[Written instruction] Go through the entries and count the lines with the string "this" in them. Give only that number.

[Material shown]
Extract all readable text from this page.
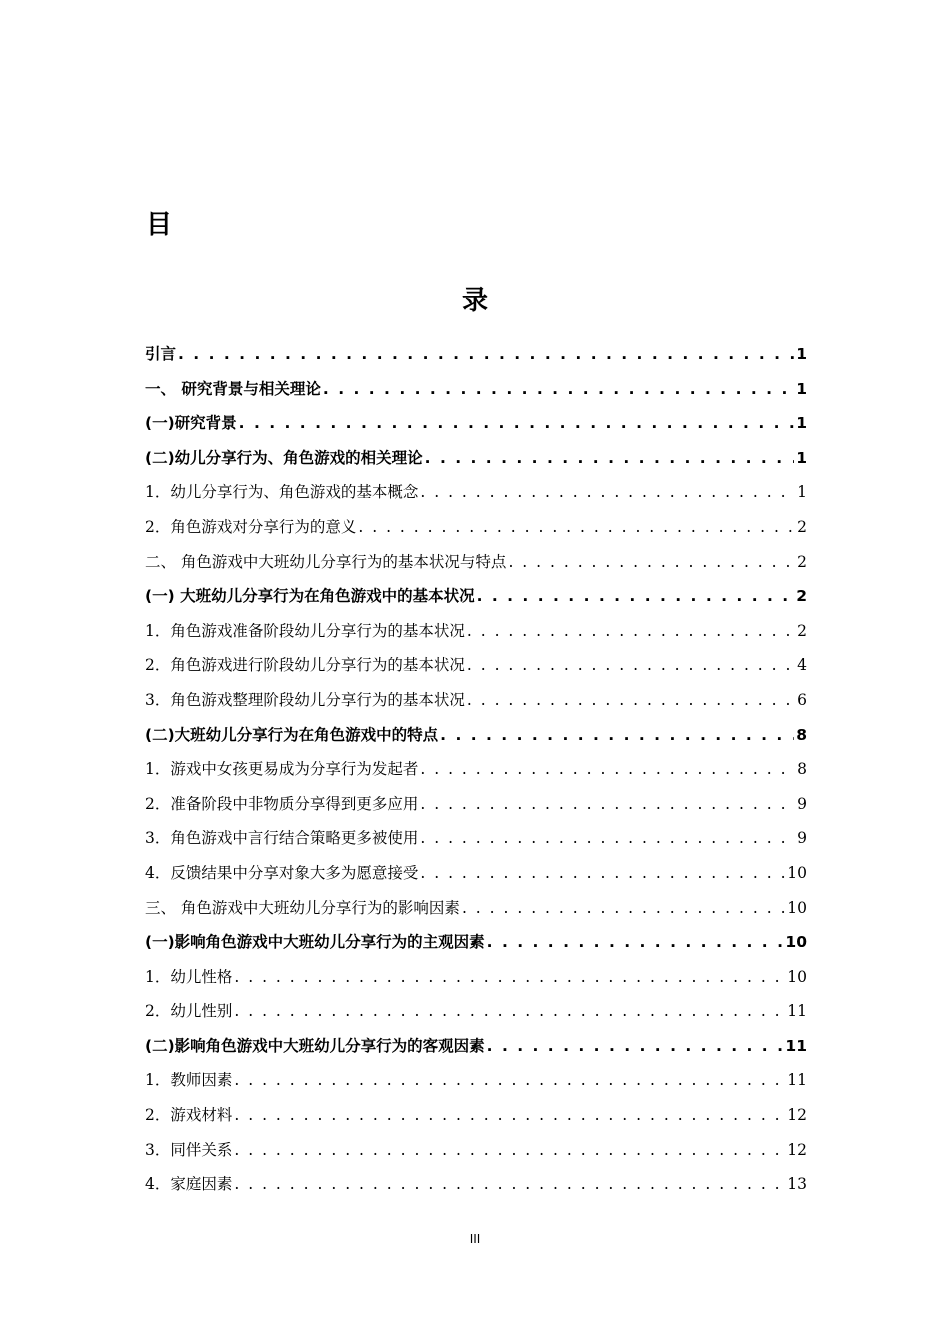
目
录
引言 . . .	1
一、 研究背景与相关理论 . . .	1
(一)研究背景 . . .	1
(二)幼儿分享行为、角色游戏的相关理论 . . .	1
1．幼儿分享行为、角色游戏的基本概念 . . .	1
2．角色游戏对分享行为的意义 . . .	2
二、 角色游戏中大班幼儿分享行为的基本状况与特点 . . .	2
(一) 大班幼儿分享行为在角色游戏中的基本状况 . . .	2
1．角色游戏准备阶段幼儿分享行为的基本状况 . . .	2
2．角色游戏进行阶段幼儿分享行为的基本状况 . . .	4
3．角色游戏整理阶段幼儿分享行为的基本状况 . . .	6
(二)大班幼儿分享行为在角色游戏中的特点 . . .	8
1．游戏中女孩更易成为分享行为发起者 . . .	8
2．准备阶段中非物质分享得到更多应用 . . .	9
3．角色游戏中言行结合策略更多被使用 . . .	9
4．反馈结果中分享对象大多为愿意接受 . . .	10
三、 角色游戏中大班幼儿分享行为的影响因素 . . .	10
(一)影响角色游戏中大班幼儿分享行为的主观因素 . . .	10
1．幼儿性格 . . .	10
2．幼儿性别 . . .	11
(二)影响角色游戏中大班幼儿分享行为的客观因素 . . .	11
1．教师因素 . . .	11
2．游戏材料 . . .	12
3．同伴关系 . . .	12
4．家庭因素 . . .	13
III
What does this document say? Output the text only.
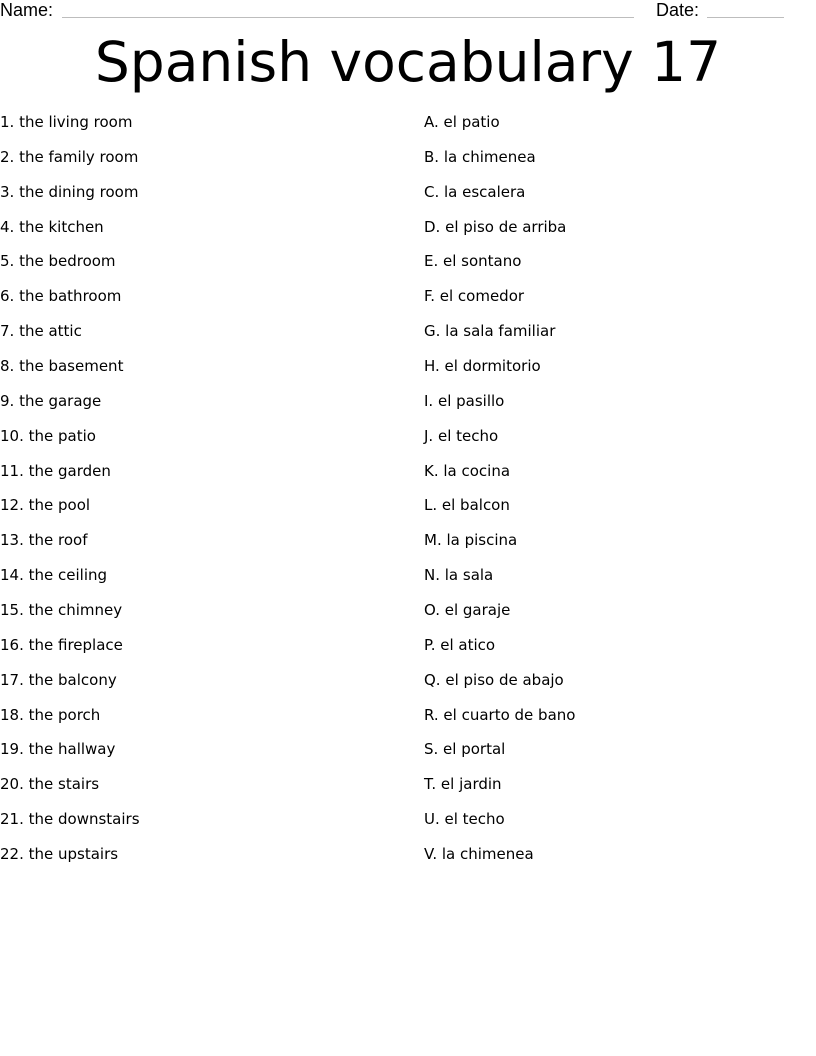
Name:	Date:
Spanish vocabulary 17
1. the living room
2. the family room
3. the dining room
4. the kitchen
5. the bedroom
6. the bathroom
7. the attic
8. the basement
9. the garage
10. the patio
11. the garden
12. the pool
13. the roof
14. the ceiling
15. the chimney
16. the fireplace
17. the balcony
18. the porch
19. the hallway
20. the stairs
21. the downstairs
22. the upstairs
A. el patio
B. la chimenea
C. la escalera
D. el piso de arriba
E. el sontano
F. el comedor
G. la sala familiar
H. el dormitorio
I. el pasillo
J. el techo
K. la cocina
L. el balcon
M. la piscina
N. la sala
O. el garaje
P. el atico
Q. el piso de abajo
R. el cuarto de bano
S. el portal
T. el jardin
U. el techo
V. la chimenea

[Answer for the task] 2